* **Layout element annotations**
## BEGIN

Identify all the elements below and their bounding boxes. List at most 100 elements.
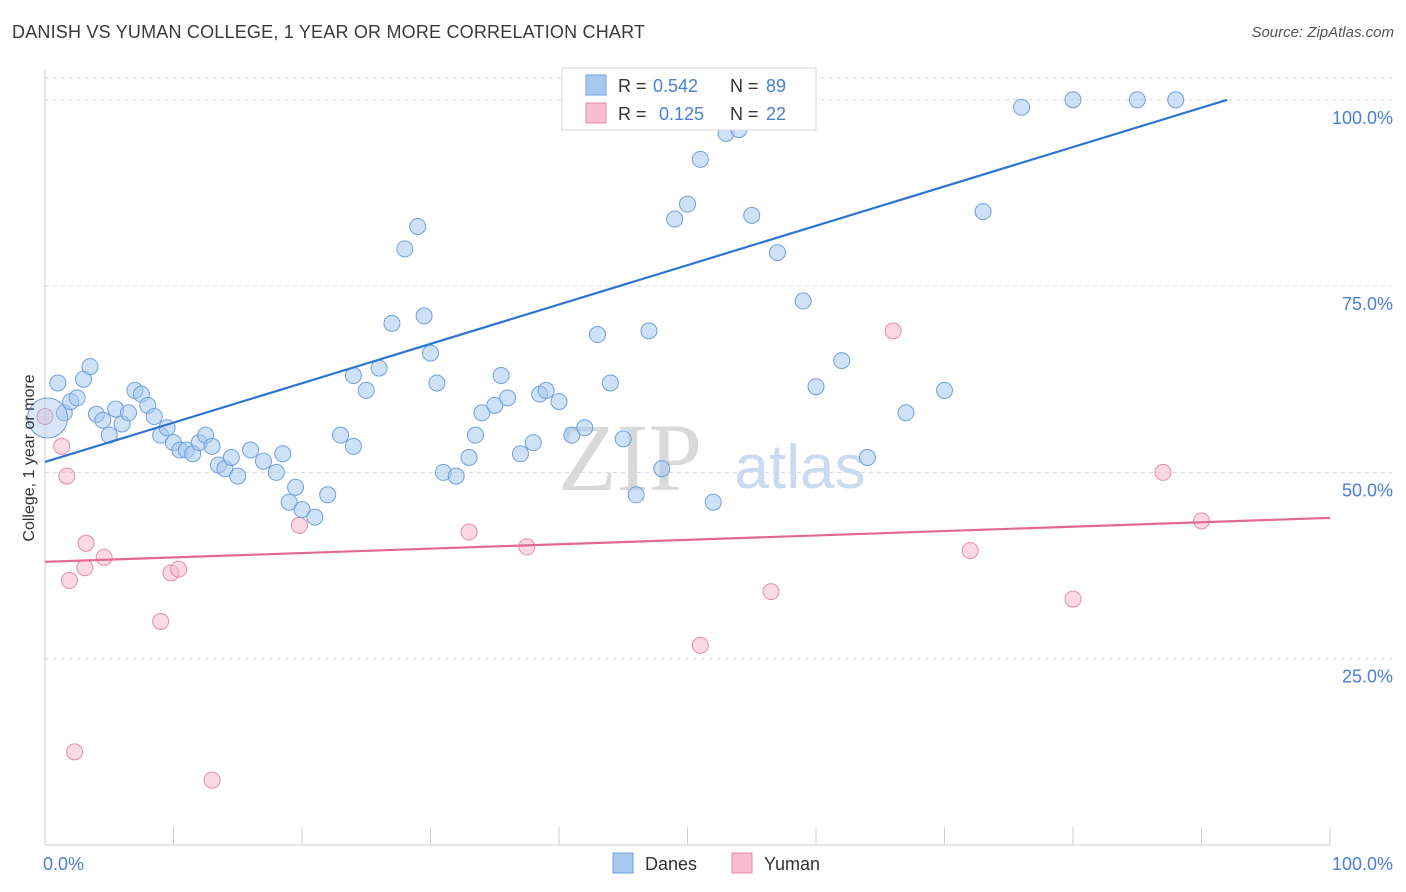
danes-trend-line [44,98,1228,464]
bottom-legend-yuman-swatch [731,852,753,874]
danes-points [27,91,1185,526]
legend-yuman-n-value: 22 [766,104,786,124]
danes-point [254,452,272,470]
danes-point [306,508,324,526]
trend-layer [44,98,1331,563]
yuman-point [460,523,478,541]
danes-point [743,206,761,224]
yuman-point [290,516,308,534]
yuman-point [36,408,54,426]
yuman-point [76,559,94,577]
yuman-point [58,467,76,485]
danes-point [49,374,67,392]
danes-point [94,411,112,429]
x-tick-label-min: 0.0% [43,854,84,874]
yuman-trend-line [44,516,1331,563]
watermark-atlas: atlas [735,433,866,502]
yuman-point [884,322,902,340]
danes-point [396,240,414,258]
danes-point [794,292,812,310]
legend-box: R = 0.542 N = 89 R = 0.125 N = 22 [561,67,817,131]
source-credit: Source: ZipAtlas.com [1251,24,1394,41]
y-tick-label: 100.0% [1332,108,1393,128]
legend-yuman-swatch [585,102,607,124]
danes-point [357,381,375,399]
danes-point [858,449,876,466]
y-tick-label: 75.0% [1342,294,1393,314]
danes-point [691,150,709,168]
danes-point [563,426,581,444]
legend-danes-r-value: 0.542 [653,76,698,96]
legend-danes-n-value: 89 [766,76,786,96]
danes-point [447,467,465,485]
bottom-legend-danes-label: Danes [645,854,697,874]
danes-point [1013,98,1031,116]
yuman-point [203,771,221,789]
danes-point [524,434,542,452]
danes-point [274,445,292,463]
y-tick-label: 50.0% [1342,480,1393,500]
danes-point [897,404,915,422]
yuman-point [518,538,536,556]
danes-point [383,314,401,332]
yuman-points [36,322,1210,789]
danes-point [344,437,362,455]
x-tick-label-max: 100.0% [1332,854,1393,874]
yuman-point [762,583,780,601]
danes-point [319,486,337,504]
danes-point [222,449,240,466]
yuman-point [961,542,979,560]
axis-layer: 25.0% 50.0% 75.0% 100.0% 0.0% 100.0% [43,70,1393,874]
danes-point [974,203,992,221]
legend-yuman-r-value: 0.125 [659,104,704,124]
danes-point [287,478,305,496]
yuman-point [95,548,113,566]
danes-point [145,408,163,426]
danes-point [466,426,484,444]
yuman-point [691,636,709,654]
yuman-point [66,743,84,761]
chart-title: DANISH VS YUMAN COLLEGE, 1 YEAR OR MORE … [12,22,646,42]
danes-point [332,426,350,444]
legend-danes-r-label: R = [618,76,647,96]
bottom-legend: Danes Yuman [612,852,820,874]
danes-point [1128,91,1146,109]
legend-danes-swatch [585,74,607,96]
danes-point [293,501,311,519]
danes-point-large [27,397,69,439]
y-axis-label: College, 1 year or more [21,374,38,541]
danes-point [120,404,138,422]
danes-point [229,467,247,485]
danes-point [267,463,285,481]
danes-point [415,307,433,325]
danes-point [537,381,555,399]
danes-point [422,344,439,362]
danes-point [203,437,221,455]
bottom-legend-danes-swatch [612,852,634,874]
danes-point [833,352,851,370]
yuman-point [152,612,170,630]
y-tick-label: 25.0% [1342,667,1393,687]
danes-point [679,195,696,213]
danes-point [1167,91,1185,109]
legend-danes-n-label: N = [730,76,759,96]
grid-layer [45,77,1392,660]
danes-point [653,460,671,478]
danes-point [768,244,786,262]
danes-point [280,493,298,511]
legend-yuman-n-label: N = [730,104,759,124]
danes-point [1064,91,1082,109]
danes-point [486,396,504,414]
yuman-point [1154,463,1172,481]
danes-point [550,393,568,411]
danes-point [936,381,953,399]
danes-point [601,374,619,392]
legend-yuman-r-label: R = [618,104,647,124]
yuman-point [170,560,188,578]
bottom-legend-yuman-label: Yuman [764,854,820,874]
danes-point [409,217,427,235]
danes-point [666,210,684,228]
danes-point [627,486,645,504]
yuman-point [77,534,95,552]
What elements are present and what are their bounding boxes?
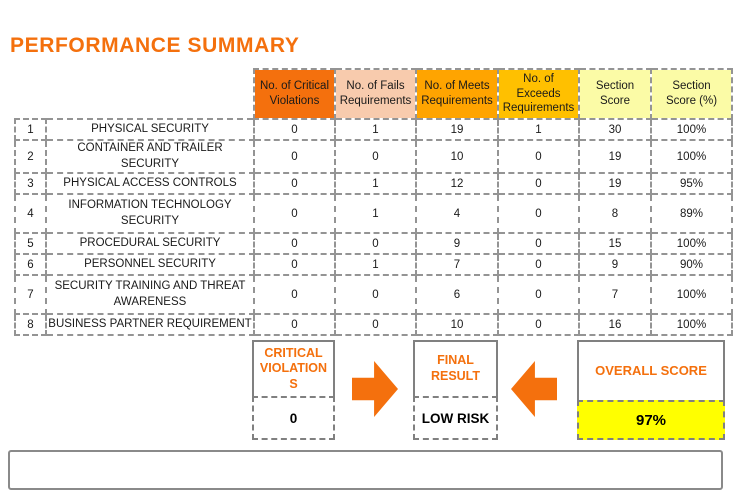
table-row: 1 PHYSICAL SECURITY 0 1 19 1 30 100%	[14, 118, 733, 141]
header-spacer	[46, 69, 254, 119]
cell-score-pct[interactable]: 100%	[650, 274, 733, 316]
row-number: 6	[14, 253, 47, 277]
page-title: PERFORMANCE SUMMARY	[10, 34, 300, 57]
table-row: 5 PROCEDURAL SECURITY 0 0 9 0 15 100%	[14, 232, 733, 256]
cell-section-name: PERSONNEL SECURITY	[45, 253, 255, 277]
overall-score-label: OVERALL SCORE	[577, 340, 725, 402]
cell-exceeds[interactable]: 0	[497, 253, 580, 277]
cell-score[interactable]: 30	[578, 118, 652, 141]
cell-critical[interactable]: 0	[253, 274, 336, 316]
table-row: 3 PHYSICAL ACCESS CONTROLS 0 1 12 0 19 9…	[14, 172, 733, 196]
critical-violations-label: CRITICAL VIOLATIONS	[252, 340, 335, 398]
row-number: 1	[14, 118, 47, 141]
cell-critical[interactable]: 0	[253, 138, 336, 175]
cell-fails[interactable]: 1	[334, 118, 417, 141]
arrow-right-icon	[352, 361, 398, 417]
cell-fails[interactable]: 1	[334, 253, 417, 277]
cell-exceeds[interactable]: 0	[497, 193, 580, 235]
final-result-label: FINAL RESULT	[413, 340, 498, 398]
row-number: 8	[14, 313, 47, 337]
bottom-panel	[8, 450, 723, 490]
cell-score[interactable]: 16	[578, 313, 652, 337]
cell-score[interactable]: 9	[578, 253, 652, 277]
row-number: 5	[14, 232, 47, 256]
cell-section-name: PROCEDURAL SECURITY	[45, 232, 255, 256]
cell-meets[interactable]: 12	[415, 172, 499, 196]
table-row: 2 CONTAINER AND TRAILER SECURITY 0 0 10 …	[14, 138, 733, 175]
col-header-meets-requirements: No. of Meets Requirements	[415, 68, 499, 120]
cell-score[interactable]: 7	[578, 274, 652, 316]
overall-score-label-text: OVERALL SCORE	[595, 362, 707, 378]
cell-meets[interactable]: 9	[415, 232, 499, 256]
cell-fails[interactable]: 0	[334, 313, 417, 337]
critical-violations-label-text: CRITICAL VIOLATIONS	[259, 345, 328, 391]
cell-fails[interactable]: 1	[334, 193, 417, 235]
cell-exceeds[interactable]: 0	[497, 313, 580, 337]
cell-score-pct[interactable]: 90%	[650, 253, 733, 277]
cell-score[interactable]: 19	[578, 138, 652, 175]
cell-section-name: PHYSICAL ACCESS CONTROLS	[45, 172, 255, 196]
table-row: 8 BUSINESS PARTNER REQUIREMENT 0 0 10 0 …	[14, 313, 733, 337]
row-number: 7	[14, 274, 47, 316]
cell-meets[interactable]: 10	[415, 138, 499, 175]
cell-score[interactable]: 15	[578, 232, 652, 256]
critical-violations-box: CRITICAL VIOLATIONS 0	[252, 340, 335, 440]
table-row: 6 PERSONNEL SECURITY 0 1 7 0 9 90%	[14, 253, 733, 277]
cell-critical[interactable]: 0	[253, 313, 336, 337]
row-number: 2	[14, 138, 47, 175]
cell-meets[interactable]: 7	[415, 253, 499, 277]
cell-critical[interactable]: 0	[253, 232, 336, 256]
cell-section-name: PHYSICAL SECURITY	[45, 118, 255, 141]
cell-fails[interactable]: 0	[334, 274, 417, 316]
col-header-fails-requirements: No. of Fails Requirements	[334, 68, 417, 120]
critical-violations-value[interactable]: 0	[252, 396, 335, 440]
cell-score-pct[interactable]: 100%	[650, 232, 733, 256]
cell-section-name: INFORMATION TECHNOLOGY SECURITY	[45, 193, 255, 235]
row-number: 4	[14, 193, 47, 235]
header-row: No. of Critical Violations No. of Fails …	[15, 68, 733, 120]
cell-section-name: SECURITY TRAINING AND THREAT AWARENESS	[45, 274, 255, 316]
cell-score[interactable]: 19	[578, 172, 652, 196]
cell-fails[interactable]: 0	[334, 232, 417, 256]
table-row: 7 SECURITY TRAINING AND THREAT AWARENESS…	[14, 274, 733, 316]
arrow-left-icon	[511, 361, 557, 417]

## END

* **Task description**
Extract each line above that contains the string "number".

* **Answer for the task**
row-number: 6	[14, 253, 47, 277]
row-number: 1	[14, 118, 47, 141]
row-number: 8	[14, 313, 47, 337]
row-number: 5	[14, 232, 47, 256]
row-number: 7	[14, 274, 47, 316]
row-number: 2	[14, 138, 47, 175]
row-number: 4	[14, 193, 47, 235]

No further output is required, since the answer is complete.